Using the data below, gather each line that includes the word "area".

=== Data listing ===
═══
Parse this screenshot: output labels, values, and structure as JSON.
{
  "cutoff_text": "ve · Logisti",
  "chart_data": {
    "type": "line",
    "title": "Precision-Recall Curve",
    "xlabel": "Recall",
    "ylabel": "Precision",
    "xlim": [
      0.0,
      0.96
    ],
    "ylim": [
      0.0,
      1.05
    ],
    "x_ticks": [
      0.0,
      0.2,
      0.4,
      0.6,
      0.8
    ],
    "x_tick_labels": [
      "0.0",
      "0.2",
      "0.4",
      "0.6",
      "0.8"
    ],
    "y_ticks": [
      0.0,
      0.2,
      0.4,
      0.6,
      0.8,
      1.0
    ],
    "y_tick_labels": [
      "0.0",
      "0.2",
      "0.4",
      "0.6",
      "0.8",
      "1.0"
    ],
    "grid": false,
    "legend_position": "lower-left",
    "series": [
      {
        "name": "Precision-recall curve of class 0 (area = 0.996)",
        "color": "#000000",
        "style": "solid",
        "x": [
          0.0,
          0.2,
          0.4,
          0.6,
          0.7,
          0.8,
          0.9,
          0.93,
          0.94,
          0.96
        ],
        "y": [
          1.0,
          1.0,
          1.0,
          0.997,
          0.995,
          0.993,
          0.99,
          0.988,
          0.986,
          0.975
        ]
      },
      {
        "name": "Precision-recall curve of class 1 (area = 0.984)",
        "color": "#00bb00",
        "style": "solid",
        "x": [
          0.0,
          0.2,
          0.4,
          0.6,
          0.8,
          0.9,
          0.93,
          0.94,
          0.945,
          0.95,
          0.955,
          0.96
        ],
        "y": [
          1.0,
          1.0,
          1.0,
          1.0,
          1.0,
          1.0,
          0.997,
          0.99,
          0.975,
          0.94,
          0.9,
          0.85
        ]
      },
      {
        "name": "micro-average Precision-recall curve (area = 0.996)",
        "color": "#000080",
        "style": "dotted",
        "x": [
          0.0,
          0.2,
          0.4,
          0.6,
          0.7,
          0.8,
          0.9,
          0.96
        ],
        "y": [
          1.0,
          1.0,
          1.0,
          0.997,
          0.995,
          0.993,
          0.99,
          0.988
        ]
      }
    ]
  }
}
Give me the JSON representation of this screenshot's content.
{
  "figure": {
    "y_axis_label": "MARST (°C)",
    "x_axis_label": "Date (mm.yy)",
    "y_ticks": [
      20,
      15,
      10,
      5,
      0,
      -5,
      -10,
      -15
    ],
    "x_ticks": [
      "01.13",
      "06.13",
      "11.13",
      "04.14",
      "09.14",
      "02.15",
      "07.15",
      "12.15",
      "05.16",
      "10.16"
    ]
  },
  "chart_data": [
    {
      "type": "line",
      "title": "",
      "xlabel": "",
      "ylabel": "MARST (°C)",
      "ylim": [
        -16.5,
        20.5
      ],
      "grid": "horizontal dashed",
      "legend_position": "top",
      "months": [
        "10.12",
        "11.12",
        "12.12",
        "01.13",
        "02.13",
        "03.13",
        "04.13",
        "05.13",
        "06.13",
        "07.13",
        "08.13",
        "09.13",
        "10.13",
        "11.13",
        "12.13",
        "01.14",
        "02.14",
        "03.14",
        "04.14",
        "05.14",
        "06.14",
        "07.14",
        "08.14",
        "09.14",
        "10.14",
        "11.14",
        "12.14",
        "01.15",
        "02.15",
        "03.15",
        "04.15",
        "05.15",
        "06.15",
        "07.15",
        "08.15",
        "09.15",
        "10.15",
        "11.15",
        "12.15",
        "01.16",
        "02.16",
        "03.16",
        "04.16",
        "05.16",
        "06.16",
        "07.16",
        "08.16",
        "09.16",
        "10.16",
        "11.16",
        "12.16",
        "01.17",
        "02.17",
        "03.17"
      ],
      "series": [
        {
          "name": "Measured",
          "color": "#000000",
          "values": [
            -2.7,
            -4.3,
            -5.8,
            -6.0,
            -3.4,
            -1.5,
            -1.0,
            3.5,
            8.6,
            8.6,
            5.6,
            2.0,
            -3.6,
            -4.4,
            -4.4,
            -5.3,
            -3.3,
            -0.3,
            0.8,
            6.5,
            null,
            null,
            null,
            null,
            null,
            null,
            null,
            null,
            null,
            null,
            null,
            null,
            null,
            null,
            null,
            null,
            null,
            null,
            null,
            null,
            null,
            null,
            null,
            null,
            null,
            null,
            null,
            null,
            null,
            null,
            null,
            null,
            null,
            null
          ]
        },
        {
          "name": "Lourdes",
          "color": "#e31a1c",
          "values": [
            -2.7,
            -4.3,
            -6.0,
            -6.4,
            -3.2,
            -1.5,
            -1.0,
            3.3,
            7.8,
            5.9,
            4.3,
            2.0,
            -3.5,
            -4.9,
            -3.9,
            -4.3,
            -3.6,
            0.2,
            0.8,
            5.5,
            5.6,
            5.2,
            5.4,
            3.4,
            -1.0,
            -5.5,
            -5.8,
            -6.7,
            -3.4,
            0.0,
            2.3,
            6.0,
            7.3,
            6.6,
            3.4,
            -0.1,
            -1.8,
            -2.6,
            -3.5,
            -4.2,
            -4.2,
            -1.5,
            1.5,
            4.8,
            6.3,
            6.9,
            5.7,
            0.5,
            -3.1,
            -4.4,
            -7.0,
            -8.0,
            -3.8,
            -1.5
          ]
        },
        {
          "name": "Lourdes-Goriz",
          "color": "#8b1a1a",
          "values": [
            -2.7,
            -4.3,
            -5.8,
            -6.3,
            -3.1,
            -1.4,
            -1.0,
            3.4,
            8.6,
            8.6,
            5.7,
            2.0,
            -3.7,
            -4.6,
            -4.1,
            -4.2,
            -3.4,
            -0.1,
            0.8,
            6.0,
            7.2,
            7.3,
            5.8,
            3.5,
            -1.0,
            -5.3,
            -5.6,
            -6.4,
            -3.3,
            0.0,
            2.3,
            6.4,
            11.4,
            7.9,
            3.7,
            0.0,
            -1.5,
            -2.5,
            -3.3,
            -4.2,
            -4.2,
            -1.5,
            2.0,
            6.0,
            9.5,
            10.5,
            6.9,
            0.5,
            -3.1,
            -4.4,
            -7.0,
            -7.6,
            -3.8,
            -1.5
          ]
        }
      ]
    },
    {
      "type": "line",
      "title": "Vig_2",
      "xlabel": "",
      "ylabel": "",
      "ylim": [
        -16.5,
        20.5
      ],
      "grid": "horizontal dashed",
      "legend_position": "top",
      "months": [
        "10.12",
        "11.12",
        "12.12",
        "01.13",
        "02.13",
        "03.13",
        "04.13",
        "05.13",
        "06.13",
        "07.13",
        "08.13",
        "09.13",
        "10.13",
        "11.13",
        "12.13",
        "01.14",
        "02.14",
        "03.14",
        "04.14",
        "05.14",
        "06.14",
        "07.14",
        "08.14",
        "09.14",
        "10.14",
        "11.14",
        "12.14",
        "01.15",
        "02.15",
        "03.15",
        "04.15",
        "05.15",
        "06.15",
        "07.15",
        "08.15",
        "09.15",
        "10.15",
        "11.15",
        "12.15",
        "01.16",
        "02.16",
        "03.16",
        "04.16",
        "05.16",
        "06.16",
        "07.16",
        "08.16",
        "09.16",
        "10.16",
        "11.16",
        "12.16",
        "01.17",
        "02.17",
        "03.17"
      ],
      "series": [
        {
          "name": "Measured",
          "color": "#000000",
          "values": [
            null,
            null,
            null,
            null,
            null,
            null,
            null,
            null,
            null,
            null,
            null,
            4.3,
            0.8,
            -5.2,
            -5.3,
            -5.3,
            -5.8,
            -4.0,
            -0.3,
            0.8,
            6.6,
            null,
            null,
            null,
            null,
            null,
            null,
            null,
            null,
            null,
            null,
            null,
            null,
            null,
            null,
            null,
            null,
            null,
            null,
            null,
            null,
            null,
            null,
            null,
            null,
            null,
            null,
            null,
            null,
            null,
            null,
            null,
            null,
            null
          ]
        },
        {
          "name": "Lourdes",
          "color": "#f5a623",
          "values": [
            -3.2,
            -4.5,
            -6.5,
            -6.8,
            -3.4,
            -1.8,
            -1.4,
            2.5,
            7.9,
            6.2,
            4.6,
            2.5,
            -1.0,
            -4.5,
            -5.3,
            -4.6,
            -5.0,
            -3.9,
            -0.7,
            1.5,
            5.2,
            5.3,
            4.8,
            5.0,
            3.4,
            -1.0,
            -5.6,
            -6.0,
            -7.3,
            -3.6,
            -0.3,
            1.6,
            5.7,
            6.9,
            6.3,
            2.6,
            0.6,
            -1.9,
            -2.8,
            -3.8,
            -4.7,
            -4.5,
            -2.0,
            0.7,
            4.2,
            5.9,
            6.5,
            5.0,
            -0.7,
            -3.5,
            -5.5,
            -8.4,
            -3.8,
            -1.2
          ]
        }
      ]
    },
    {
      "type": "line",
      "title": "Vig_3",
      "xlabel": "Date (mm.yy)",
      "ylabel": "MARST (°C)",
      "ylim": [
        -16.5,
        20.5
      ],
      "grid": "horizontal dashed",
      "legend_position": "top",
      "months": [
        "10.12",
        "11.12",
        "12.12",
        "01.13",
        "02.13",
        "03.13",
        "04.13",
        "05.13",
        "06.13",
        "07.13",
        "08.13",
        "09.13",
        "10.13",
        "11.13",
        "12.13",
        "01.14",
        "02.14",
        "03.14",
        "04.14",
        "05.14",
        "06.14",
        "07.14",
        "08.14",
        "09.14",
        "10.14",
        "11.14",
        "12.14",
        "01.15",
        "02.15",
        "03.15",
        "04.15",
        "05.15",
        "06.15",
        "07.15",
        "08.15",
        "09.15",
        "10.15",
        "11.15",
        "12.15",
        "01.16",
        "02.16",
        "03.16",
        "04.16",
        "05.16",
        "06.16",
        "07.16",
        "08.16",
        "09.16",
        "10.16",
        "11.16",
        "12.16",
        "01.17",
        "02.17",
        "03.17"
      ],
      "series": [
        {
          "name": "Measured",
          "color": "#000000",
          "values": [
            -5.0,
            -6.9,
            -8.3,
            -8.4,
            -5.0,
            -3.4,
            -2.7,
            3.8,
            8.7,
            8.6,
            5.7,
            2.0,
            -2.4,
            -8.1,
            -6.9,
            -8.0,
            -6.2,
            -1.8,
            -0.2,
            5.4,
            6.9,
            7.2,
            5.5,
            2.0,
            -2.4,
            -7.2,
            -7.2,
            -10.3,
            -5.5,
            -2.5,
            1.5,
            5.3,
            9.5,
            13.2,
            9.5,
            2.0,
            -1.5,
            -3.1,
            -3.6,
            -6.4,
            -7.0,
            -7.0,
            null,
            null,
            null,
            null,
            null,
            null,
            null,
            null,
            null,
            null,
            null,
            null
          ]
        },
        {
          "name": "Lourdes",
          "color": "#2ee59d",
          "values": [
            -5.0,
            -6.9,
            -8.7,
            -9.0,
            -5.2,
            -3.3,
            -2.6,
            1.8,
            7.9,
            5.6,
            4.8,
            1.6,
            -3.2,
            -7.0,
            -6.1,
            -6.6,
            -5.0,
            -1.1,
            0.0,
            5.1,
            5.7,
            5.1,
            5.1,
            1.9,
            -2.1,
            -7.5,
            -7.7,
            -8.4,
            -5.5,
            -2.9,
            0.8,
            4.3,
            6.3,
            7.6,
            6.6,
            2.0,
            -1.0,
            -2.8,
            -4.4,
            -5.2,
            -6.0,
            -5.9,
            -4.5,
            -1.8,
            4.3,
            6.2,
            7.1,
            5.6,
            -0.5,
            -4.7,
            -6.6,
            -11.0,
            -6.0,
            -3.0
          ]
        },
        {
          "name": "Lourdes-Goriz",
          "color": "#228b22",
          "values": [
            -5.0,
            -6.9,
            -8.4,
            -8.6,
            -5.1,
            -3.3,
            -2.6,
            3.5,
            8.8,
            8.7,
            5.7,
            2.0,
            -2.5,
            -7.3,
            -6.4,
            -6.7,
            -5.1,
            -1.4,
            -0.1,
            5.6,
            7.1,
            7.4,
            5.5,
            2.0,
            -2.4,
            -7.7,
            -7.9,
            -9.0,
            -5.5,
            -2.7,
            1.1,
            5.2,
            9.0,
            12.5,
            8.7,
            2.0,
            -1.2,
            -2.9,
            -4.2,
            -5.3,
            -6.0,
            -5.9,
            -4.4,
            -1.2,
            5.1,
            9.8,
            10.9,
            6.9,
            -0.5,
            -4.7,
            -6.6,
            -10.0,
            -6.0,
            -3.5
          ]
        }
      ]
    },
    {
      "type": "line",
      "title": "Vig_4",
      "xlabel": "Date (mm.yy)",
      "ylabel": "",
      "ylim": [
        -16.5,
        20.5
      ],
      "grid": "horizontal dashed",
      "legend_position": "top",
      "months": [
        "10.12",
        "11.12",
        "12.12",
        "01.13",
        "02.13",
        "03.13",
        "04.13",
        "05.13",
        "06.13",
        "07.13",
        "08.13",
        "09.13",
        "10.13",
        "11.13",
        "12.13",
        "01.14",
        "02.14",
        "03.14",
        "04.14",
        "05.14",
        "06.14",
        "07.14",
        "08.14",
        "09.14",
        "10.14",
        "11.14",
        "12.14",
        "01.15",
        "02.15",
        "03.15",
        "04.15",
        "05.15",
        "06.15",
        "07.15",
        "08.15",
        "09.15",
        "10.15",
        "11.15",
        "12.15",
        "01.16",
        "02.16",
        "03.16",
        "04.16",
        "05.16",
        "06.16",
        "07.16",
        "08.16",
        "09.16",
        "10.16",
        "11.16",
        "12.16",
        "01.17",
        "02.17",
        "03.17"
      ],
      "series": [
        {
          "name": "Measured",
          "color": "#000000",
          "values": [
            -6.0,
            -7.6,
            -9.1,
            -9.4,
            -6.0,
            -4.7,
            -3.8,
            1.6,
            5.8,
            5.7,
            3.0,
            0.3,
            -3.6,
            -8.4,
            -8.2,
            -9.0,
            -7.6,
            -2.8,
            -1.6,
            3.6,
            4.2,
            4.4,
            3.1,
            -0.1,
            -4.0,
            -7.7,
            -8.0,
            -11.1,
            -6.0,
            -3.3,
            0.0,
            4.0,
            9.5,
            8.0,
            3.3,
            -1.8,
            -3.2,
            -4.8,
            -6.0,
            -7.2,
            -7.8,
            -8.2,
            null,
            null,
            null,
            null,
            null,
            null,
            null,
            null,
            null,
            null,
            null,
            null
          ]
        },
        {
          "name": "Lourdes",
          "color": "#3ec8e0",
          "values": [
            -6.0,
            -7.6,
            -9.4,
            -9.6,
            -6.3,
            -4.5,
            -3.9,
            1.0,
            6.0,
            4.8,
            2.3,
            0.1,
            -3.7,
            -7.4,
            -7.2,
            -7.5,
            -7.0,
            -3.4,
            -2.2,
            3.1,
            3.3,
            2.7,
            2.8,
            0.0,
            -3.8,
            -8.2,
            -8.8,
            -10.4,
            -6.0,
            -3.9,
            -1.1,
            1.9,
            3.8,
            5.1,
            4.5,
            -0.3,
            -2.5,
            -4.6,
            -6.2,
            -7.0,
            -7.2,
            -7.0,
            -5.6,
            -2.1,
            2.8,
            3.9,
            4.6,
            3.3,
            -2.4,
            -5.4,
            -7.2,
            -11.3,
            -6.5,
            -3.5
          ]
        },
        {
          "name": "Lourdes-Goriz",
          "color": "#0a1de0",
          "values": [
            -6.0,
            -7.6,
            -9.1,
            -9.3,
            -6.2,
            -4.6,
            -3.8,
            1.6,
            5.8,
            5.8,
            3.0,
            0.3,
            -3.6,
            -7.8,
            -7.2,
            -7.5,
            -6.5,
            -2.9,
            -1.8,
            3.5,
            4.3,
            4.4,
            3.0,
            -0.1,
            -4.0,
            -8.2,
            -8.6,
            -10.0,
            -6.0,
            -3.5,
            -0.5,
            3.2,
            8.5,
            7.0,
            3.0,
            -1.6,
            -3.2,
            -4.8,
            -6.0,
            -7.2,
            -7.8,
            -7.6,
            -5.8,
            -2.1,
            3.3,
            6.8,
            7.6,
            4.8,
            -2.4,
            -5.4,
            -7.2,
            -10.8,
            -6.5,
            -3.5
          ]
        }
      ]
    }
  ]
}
═══
=== Written response ===
        "name": "Precision-recall curve of class 0 (area = 0.996)",
        "name": "Precision-recall curve of class 1 (area = 0.984)",
        "name": "micro-average Precision-recall curve (area = 0.996)",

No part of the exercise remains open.